SET TASK
All the data should come back exactly as it was given.

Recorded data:
-------

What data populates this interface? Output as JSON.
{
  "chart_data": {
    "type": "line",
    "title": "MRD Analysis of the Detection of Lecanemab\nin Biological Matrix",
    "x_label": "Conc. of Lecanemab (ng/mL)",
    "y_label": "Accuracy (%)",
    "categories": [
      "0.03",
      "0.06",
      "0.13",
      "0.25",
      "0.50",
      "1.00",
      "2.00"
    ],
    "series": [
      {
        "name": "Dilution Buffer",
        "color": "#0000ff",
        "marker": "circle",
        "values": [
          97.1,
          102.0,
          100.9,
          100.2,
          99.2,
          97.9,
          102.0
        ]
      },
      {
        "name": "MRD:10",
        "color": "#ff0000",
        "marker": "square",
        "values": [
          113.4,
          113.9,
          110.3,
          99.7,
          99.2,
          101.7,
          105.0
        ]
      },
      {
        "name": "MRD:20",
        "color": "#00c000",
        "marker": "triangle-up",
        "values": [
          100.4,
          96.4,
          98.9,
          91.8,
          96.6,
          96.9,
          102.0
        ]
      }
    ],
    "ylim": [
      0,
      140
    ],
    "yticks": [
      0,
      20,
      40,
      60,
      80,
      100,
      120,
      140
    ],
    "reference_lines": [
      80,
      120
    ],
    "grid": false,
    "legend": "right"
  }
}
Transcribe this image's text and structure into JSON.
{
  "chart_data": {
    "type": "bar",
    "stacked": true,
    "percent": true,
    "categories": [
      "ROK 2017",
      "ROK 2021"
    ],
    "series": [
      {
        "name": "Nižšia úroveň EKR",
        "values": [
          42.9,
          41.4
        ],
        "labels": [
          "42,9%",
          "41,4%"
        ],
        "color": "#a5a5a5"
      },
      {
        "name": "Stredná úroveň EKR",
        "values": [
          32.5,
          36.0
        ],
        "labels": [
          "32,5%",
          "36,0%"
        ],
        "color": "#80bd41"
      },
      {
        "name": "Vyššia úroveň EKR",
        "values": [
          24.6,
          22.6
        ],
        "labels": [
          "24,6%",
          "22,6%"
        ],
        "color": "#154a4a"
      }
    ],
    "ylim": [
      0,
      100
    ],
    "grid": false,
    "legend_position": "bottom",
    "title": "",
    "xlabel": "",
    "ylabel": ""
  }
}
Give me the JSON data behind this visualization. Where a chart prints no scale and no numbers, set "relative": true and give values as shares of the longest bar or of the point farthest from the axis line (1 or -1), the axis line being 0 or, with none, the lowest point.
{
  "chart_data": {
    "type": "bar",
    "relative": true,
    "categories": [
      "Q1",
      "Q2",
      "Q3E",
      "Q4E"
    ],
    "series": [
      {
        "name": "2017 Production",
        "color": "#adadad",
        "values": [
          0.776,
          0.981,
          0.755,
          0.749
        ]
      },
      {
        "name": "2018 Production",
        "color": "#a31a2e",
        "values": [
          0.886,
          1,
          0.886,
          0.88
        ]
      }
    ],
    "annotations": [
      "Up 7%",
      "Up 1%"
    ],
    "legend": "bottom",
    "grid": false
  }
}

-------

ANSWER BELOW
What data populates this interface? Output as JSON.
{
  "chart_data": {
    "type": "line",
    "title": "MRD Analysis of the Detection of Lecanemab\nin Biological Matrix",
    "x_label": "Conc. of Lecanemab (ng/mL)",
    "y_label": "Accuracy (%)",
    "categories": [
      "0.03",
      "0.06",
      "0.13",
      "0.25",
      "0.50",
      "1.00",
      "2.00"
    ],
    "series": [
      {
        "name": "Dilution Buffer",
        "color": "#0000ff",
        "marker": "circle",
        "values": [
          97.1,
          102.0,
          100.9,
          100.2,
          99.2,
          97.9,
          102.0
        ]
      },
      {
        "name": "MRD:10",
        "color": "#ff0000",
        "marker": "square",
        "values": [
          113.4,
          113.9,
          110.3,
          99.7,
          99.2,
          101.7,
          105.0
        ]
      },
      {
        "name": "MRD:20",
        "color": "#00c000",
        "marker": "triangle-up",
        "values": [
          100.4,
          96.4,
          98.9,
          91.8,
          96.6,
          96.9,
          102.0
        ]
      }
    ],
    "ylim": [
      0,
      140
    ],
    "yticks": [
      0,
      20,
      40,
      60,
      80,
      100,
      120,
      140
    ],
    "reference_lines": [
      80,
      120
    ],
    "grid": false,
    "legend": "right"
  }
}
Transcribe this image's text and structure into JSON.
{
  "chart_data": {
    "type": "bar",
    "stacked": true,
    "percent": true,
    "categories": [
      "ROK 2017",
      "ROK 2021"
    ],
    "series": [
      {
        "name": "Nižšia úroveň EKR",
        "values": [
          42.9,
          41.4
        ],
        "labels": [
          "42,9%",
          "41,4%"
        ],
        "color": "#a5a5a5"
      },
      {
        "name": "Stredná úroveň EKR",
        "values": [
          32.5,
          36.0
        ],
        "labels": [
          "32,5%",
          "36,0%"
        ],
        "color": "#80bd41"
      },
      {
        "name": "Vyššia úroveň EKR",
        "values": [
          24.6,
          22.6
        ],
        "labels": [
          "24,6%",
          "22,6%"
        ],
        "color": "#154a4a"
      }
    ],
    "ylim": [
      0,
      100
    ],
    "grid": false,
    "legend_position": "bottom",
    "title": "",
    "xlabel": "",
    "ylabel": ""
  }
}
Give me the JSON data behind this visualization. Where a chart prints no scale and no numbers, set "relative": true and give values as shares of the longest bar or of the point farthest from the axis line (1 or -1), the axis line being 0 or, with none, the lowest point.
{
  "chart_data": {
    "type": "bar",
    "relative": true,
    "categories": [
      "Q1",
      "Q2",
      "Q3E",
      "Q4E"
    ],
    "series": [
      {
        "name": "2017 Production",
        "color": "#adadad",
        "values": [
          0.776,
          0.981,
          0.755,
          0.749
        ]
      },
      {
        "name": "2018 Production",
        "color": "#a31a2e",
        "values": [
          0.886,
          1,
          0.886,
          0.88
        ]
      }
    ],
    "annotations": [
      "Up 7%",
      "Up 1%"
    ],
    "legend": "bottom",
    "grid": false
  }
}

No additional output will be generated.